#### What you will do:
1. List every person named in the CentOS backup thread below as writing a message or being quoted, including people whose messages are only referred to.
2. Carry on the CentOS backup thread below with the next reply, starting after its last line.

#### Document segment:
_ _ _ _ _ _ _

Re: [CentOS] C8 and backup solution

2020-04-03 Thread John Pierce
On Fri, Apr 3, 2020 at 6:58 AM Chris Adams  wrote:

> It isn't just databases - there are other things that backing up
> individual files one at a time is not so good.  The best way to handle
> that is to freeze/snapshot the whole filesystem, and then back up the
> snapshot.  This can be scripted pretty easily if the filesystem is on
> LVM.
>

I tried this with a fairly busy and rather large database server (ok, it
was a database server running a simulation of a production workload) and
LVM (with either ext4 or xfs)  and found LVM snapshots to be completely
unworkable under busy 8K block random write workloads

now, ZFS does snapshots very nicely



-- 
-john r pierce
  recycling used bits in santa cruz
___
CentOS mailing list
CentOS@centos.org
https://lists.centos.org/mailman/listinfo/centos


Re: [CentOS] C8 and backup solution

2020-04-03 Thread David G. Miller

On 4/3/20 6:13 AM, miguel medalha wrote:

I have been using rsnapshot for years, with great success.

https://rsnapshot.org/


___
CentOS mailing list
CentOS@centos.org
https://lists.centos.org/mailman/listinfo/centos
Since no one else has mentioned it as a solution, I've been using amanda 
for years.  About the only change has been replacing my physical tape 
drive with mhVTL (Anybody need some unused DSS-3 tapes? Free to good home.).


Cheers,
Dave

--
"They that can give up essential liberty to obtain a little temporary safety deserve 
neither safety nor liberty."

_ _ _ _ _ _ _

#### Listed entries:
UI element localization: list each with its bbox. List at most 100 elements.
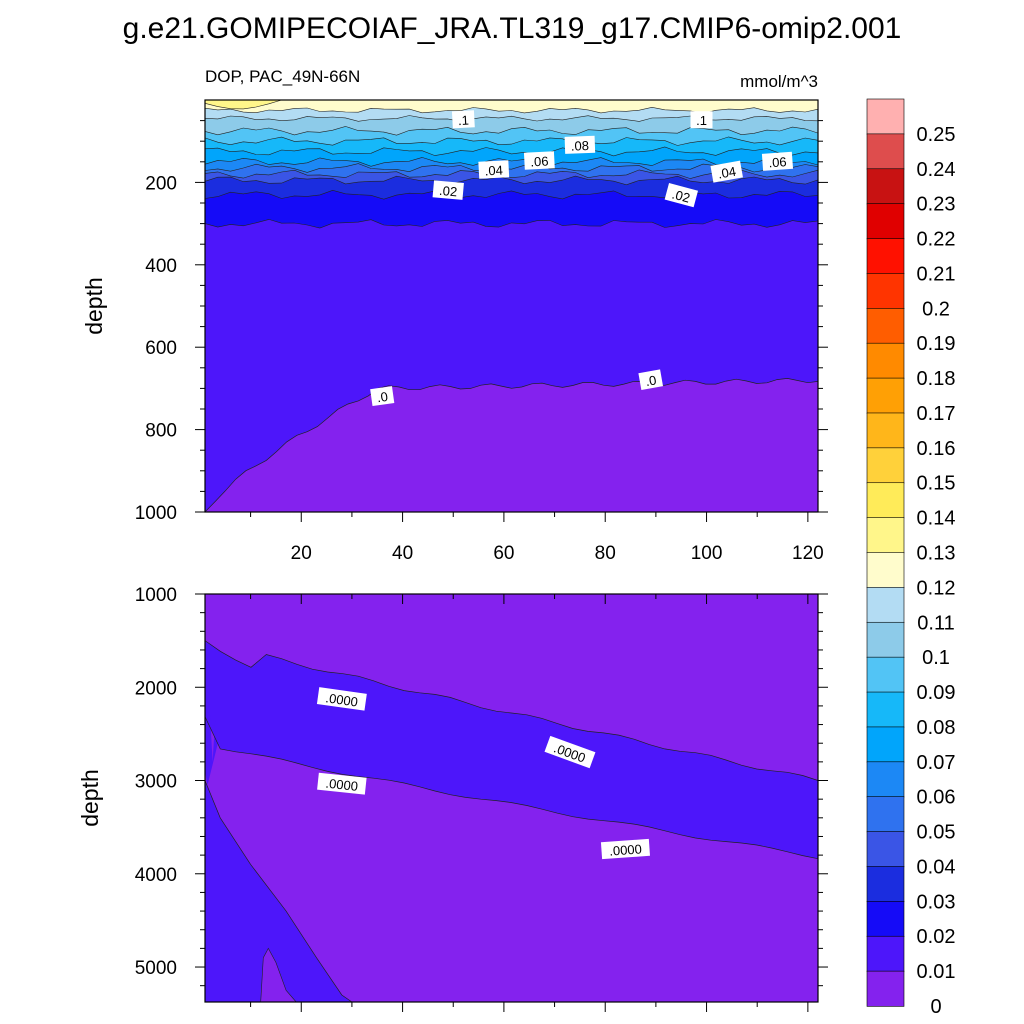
colorbar-label: 0.11 <box>917 612 954 634</box>
colorbar-swatch <box>866 377 905 414</box>
label-bg <box>451 110 475 129</box>
label-bg <box>564 135 596 154</box>
colorbar-label: 0.08 <box>917 717 956 739</box>
upper-contour-label-text: .02 <box>670 186 691 205</box>
colorbar-swatch <box>866 621 905 658</box>
colorbar-label: 0.13 <box>917 543 956 565</box>
colorbar-label: 0.04 <box>917 857 956 879</box>
upper-contour-fills <box>205 100 818 512</box>
lower-contour-label: .0000 <box>317 772 367 795</box>
upper-contour-label: .08 <box>564 135 596 154</box>
colorbar-label: 0.06 <box>917 787 956 809</box>
upper-x-tick-label: 120 <box>792 543 824 564</box>
upper-contour-label: .04 <box>478 160 510 179</box>
colorbar-swatch <box>866 866 905 903</box>
label-bg <box>544 735 596 769</box>
upper-contour-line <box>204 157 819 167</box>
colorbar-label: 0.12 <box>917 577 956 599</box>
colorbar-label: 0.09 <box>917 682 956 704</box>
upper-x-tick-label: 40 <box>392 543 413 564</box>
upper-contour-label: .06 <box>523 151 555 170</box>
upper-contour-line <box>204 378 819 513</box>
upper-contour-label-text: .0 <box>376 389 389 405</box>
lower-contour-label-text: .0000 <box>609 841 643 858</box>
colorbar-swatch <box>866 98 905 135</box>
colorbar-swatch <box>866 273 905 310</box>
upper-contour-line <box>204 126 819 136</box>
colorbar-label: 0.01 <box>917 961 956 983</box>
label-bg <box>370 386 395 407</box>
colorbar-swatch <box>866 552 905 589</box>
lower-plot-frame <box>204 593 819 1003</box>
colorbar-swatch <box>866 726 905 763</box>
colorbar-label: 0.1 <box>922 647 950 669</box>
upper-contour-label: .04 <box>710 160 743 183</box>
colorbar-label: 0.19 <box>917 333 956 355</box>
colorbar-swatch <box>866 133 905 170</box>
upper-x-tick-labels: 20 40 60 80 100 120 <box>291 543 824 564</box>
lower-contour-fills <box>205 594 818 1003</box>
lower-fill-band <box>205 715 221 786</box>
upper-contour-label-text: .1 <box>458 113 470 129</box>
upper-contour-label: .02 <box>432 180 464 200</box>
upper-subtitle-left: DOP, PAC_49N-66N <box>205 67 360 86</box>
colorbar-swatch <box>866 203 905 240</box>
upper-panel: DOP, PAC_49N-66N mmol/m^3 200 400 600 800 10… <box>81 67 828 564</box>
colorbar-swatch <box>866 796 905 833</box>
label-bg <box>638 369 664 390</box>
lower-contour-line <box>204 716 819 860</box>
upper-contour-label-text: .02 <box>438 183 457 200</box>
lower-y-tick-labels: 1000 2000 3000 4000 5000 <box>135 585 177 979</box>
upper-y-tick-label: 600 <box>145 338 177 359</box>
upper-axis-ticks <box>195 120 828 522</box>
upper-y-tick-label: 1000 <box>135 503 177 524</box>
upper-contour-line <box>204 189 819 200</box>
colorbar-swatch <box>866 691 905 728</box>
colorbar-swatch <box>866 656 905 693</box>
upper-contour-label-text: .04 <box>717 164 737 182</box>
colorbar-swatch <box>866 482 905 519</box>
upper-contour-label: .02 <box>664 183 699 208</box>
upper-fill-band <box>205 100 818 109</box>
lower-y-axis-label: depth <box>77 769 103 827</box>
label-bg <box>316 687 367 711</box>
colorbar-label: 0.07 <box>917 752 956 774</box>
lower-contour-labels: .0000.0000.0000.0000 <box>316 687 650 860</box>
lower-fill-band <box>205 780 352 1002</box>
upper-contour-label-text: .1 <box>696 113 707 128</box>
upper-subtitle-right: mmol/m^3 <box>740 72 818 91</box>
label-bg <box>317 772 367 795</box>
upper-y-tick-label: 400 <box>145 256 177 277</box>
colorbar-label: 0.25 <box>917 124 956 146</box>
lower-axis-ticks <box>195 593 828 1012</box>
upper-y-axis-label: depth <box>81 277 107 335</box>
colorbar-swatch <box>866 901 905 937</box>
upper-contour-label-text: .0 <box>644 372 657 389</box>
colorbar-label: 0.14 <box>917 508 956 530</box>
colorbar-label: 0.02 <box>917 926 956 948</box>
upper-contour-line <box>204 136 819 146</box>
lower-contour-line <box>204 640 819 781</box>
upper-y-tick-label: 800 <box>145 421 177 442</box>
colorbar-swatch <box>866 342 905 379</box>
colorbar-label: 0.24 <box>917 159 956 181</box>
lower-y-tick-label: 1000 <box>135 585 177 606</box>
upper-contour-labels: .1 .1 .08 .06 .04 .06 .04 .02 .02 .0 .0 <box>370 110 794 407</box>
colorbar-swatch <box>866 587 905 623</box>
colorbar-swatch <box>866 761 905 798</box>
upper-contour-label-text: .08 <box>571 138 590 154</box>
colorbar-swatch <box>866 238 905 275</box>
upper-contour-line <box>204 219 819 229</box>
label-bg <box>432 180 464 200</box>
colorbar-swatch <box>866 412 905 449</box>
upper-fill-band <box>205 378 818 512</box>
colorbar: 0.25 0.24 0.23 0.22 0.21 0.2 0.19 0.18 0.17 0.16 0… <box>866 98 956 1018</box>
colorbar-swatch <box>866 517 905 554</box>
upper-contour-label: .0 <box>370 386 395 407</box>
upper-x-tick-label: 80 <box>595 543 616 564</box>
colorbar-label: 0 <box>930 996 941 1018</box>
upper-x-tick-label: 20 <box>291 543 312 564</box>
colorbar-label: 0.21 <box>917 263 956 285</box>
upper-x-tick-label: 100 <box>691 543 723 564</box>
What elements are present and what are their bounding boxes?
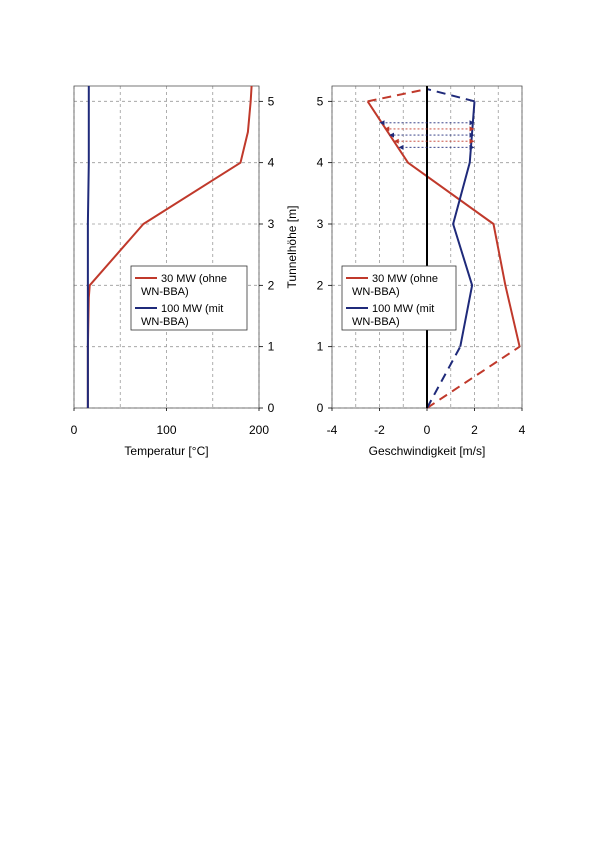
y-tick-label: 5 [268,94,275,108]
y-tick-label: 3 [268,217,275,231]
flow-arrow-head-left [389,132,394,138]
flow-arrow-head-left [393,138,399,144]
legend-label: 30 MW (ohne [161,273,227,285]
series-line-3 [367,88,428,103]
series-line-6 [426,88,475,103]
y-tick-label: 2 [317,278,324,292]
series-line-1 [366,100,521,347]
x-tick-label: 4 [519,423,526,437]
legend-label: 100 MW (mit [161,303,223,315]
y-tick-label: 1 [268,340,275,354]
flow-arrow-head-left [384,126,390,132]
x-tick-label: 200 [249,423,269,437]
flow-arrow-head-right [469,120,475,126]
flow-arrow-head-right [469,132,475,138]
flow-arrow-head-right [469,144,475,150]
y-tick-label: 3 [317,217,324,231]
y-tick-label: 0 [268,401,275,415]
flow-arrow-head-left [379,120,385,126]
legend-box [130,265,248,331]
x-tick-label: -4 [327,423,338,437]
series-line-2 [86,86,90,408]
flow-arrow-head-left [398,144,404,150]
x-tick-label: 0 [424,423,431,437]
x-axis-title: Temperatur [°C] [124,444,208,458]
y-tick-label: 2 [268,278,275,292]
x-tick-label: -2 [374,423,385,437]
legend-label-cont: WN-BBA) [352,286,400,298]
x-tick-label: 2 [471,423,478,437]
legend-label-cont: WN-BBA) [352,316,400,328]
y-axis-title: Tunnelhöhe [m] [285,206,299,289]
flow-arrow-head-right [469,126,475,132]
y-tick-label: 1 [317,340,324,354]
series-line-2 [426,345,521,409]
y-tick-label: 4 [268,156,275,170]
series-line-5 [426,346,462,409]
chart-2: 0 1 2 3 4 5 -4 -2 0 2 4 Geschwindigkeit [m/s] Tunnel… [285,85,526,458]
x-tick-label: 100 [156,423,176,437]
y-tick-label: 0 [317,401,324,415]
legend-label: 100 MW (mit [372,303,434,315]
legend-label: 30 MW (ohne [372,273,438,285]
legend-box [341,265,457,331]
legend-label-cont: WN-BBA) [141,316,189,328]
y-tick-label: 4 [317,156,324,170]
x-axis-title: Geschwindigkeit [m/s] [369,444,486,458]
series-line-1 [86,85,253,408]
flow-arrow-head-right [469,138,475,144]
x-tick-label: 0 [71,423,78,437]
y-tick-label: 5 [317,94,324,108]
legend-label-cont: WN-BBA) [141,286,189,298]
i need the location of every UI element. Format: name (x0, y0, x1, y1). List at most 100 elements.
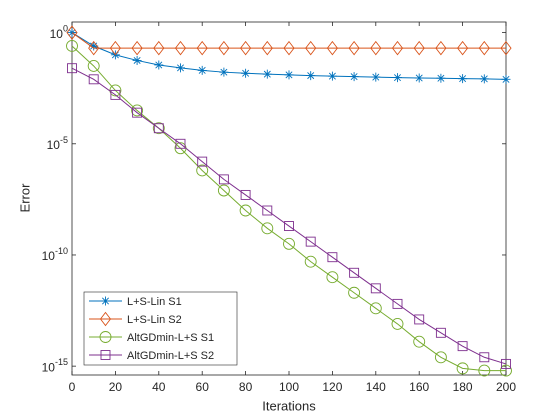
x-tick-label: 0 (69, 380, 76, 394)
marker (241, 68, 251, 78)
marker (393, 73, 402, 83)
marker (370, 40, 382, 56)
series-line (71, 67, 507, 365)
marker (435, 327, 446, 338)
marker (371, 72, 381, 82)
marker (349, 267, 360, 278)
marker (457, 341, 468, 352)
legend-label: L+S-Lin S1 (127, 296, 182, 308)
marker (414, 73, 424, 83)
marker (132, 107, 143, 118)
legend-marker (100, 350, 111, 360)
marker (261, 222, 274, 235)
marker (196, 40, 208, 56)
marker (414, 314, 425, 325)
marker (88, 40, 100, 56)
marker (261, 40, 273, 56)
marker (262, 205, 273, 216)
marker (392, 298, 403, 309)
marker (175, 138, 186, 149)
marker (66, 40, 78, 52)
marker (67, 63, 77, 74)
marker (240, 40, 252, 56)
marker (176, 63, 185, 73)
legend-label: AltGDmin-L+S S2 (127, 350, 214, 362)
marker (284, 70, 294, 80)
marker (479, 74, 489, 84)
marker (240, 189, 251, 200)
x-tick-label: 80 (239, 380, 253, 394)
legend-label: AltGDmin-L+S S1 (127, 332, 214, 344)
marker (110, 89, 121, 100)
marker (348, 286, 361, 299)
marker (327, 71, 337, 81)
x-tick-label: 60 (196, 380, 210, 394)
marker (239, 204, 252, 217)
marker (500, 364, 512, 377)
marker (501, 74, 511, 84)
marker (219, 67, 229, 77)
x-tick-label: 200 (496, 380, 516, 394)
marker (458, 74, 468, 84)
y-axis-label: Error (17, 183, 32, 213)
marker (196, 164, 209, 177)
marker (283, 40, 295, 56)
marker (197, 65, 207, 75)
marker (478, 364, 491, 377)
marker (89, 41, 99, 51)
x-tick-label: 40 (152, 380, 166, 394)
marker (349, 72, 359, 82)
marker (500, 40, 512, 56)
marker (109, 40, 121, 56)
x-tick-label: 160 (409, 380, 429, 394)
legend-marker (99, 311, 112, 327)
legend-box (83, 291, 238, 366)
exponent: -15 (55, 358, 68, 368)
marker (305, 40, 317, 56)
marker (326, 271, 339, 284)
marker (391, 317, 404, 330)
marker (218, 174, 229, 185)
marker (456, 362, 469, 375)
exponent: -5 (60, 135, 68, 145)
legend-marker (99, 331, 112, 343)
marker (88, 74, 99, 85)
marker (413, 335, 426, 348)
marker (131, 40, 143, 56)
marker (197, 156, 208, 167)
marker (87, 60, 100, 72)
marker (283, 237, 295, 250)
marker (132, 55, 142, 65)
marker (434, 351, 447, 364)
marker (67, 28, 77, 38)
x-tick-label: 100 (279, 380, 299, 394)
marker (218, 40, 230, 56)
marker (153, 40, 165, 56)
marker (479, 352, 490, 363)
marker (435, 40, 447, 56)
marker (369, 302, 382, 315)
marker (262, 69, 272, 79)
marker (348, 40, 360, 56)
x-axis-label: Iterations (262, 398, 316, 413)
exponent: 0 (63, 24, 68, 34)
marker (152, 122, 165, 135)
marker (501, 358, 511, 369)
legend-marker (101, 296, 110, 306)
marker (304, 255, 317, 268)
x-tick-label: 120 (322, 380, 342, 394)
marker (284, 221, 294, 231)
marker (305, 236, 316, 247)
marker (66, 25, 78, 40)
marker (306, 71, 316, 81)
legend-label: L+S-Lin S2 (127, 314, 182, 326)
marker (154, 60, 164, 70)
marker (436, 73, 446, 83)
marker (413, 40, 425, 56)
marker (217, 184, 230, 197)
series-line (71, 32, 506, 49)
series-line (71, 45, 506, 372)
marker (174, 40, 187, 56)
marker (457, 40, 469, 56)
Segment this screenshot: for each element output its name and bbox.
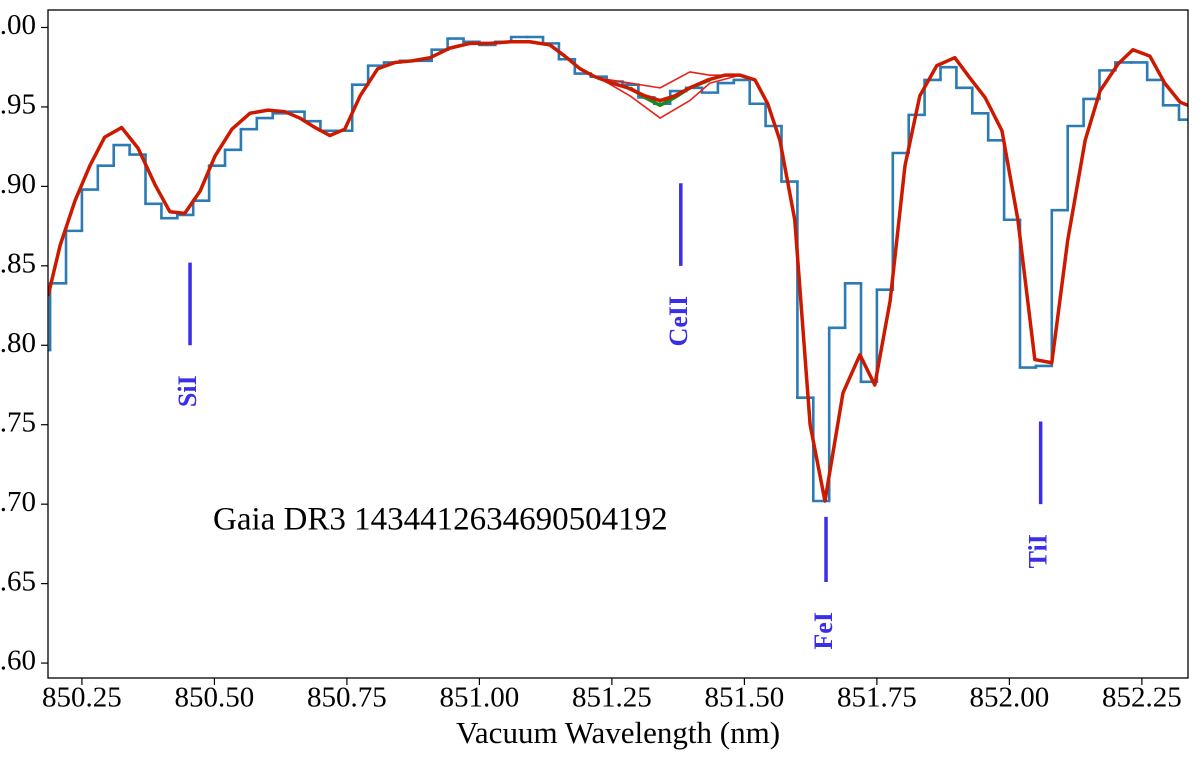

_ _ _ _ _ _ _

#### Outputs for the tasks:
1. John Pierce, Chris Adams, David G. Miller, miguel medalha

2.
-- Benjamin Franklin

___
CentOS mailing list
CentOS@centos.org
https://lists.centos.org/mailman/listinfo/centos


Re: [CentOS] C8 and backup solution

2020-04-03 Thread Simon Matter via CentOS
> Once upon a time, Valeri Galtsev  said:
>> On 4/3/20 8:34 AM, John Pierce wrote:
>> >Do note, backup systems that use rsync or similar file by file copies
>> of a
>> >running system do not make coherent atomic snapshots, so things like
>> >relational databases should be excluded from those, and backed by
>> database
>> >tools
>>
>> Long ago I learned to back up databases by dumping them (with a flag
>> "lock" or similar to make sure no changed are made during dump), and
>> backing up dump file.
>
> It isn't just databases - there are other things that backing up
> individual files one at a time is not so good.  The best way to handle
> that is to freeze/snapshot the whole filesystem, and then back up the
> snapshot.  This can be scripted pretty easily if the filesystem is on
> LVM.
>
> Even better is to freeze _all_ filesystems simultaneously - this is
> usually easiest if the system is a virtual machine and/or the storage is
> on a SAN with snapshot capabilities.

Then again, to get a _really_ consistent backup, you can only terminate
all applications who read/write files, or instruct the applications to go
into a state which allows consistent file backups. Of course after the
backup you have to instruct the applications to go on with the work. You
can not achieve this consistency even with freezing _all_ filesystems
simultaneously. That's why usually RDBMS's and other more complex
applications provide their own backup mechanism embedded into the
application.

That's why rsnapshot backups are not so much worse than filesystem snapshots.

Regards,
Simon

___
CentOS mailing list
CentOS@centos.org
https://lists.centos.org/mailman/listinfo/centos


Re: [CentOS] C8 and backup solution

2020-04-03 Thread Chris Adams
Once upon a time, Valeri Galtsev  said:
> On 4/3/20 8:34 AM, John Pierce wrote:
> >Do note, backup systems that use rsync or similar file by file copies of a
> >running system do not make coherent atomic snapshots, so things like
> >relational databases should be excluded from those, and backed by database
> >tools
> 
> Long ago I learned to back up databases by dumping them (with a flag
> "lock" or similar to make sure no changed are made during dump), and
> backing up dump file.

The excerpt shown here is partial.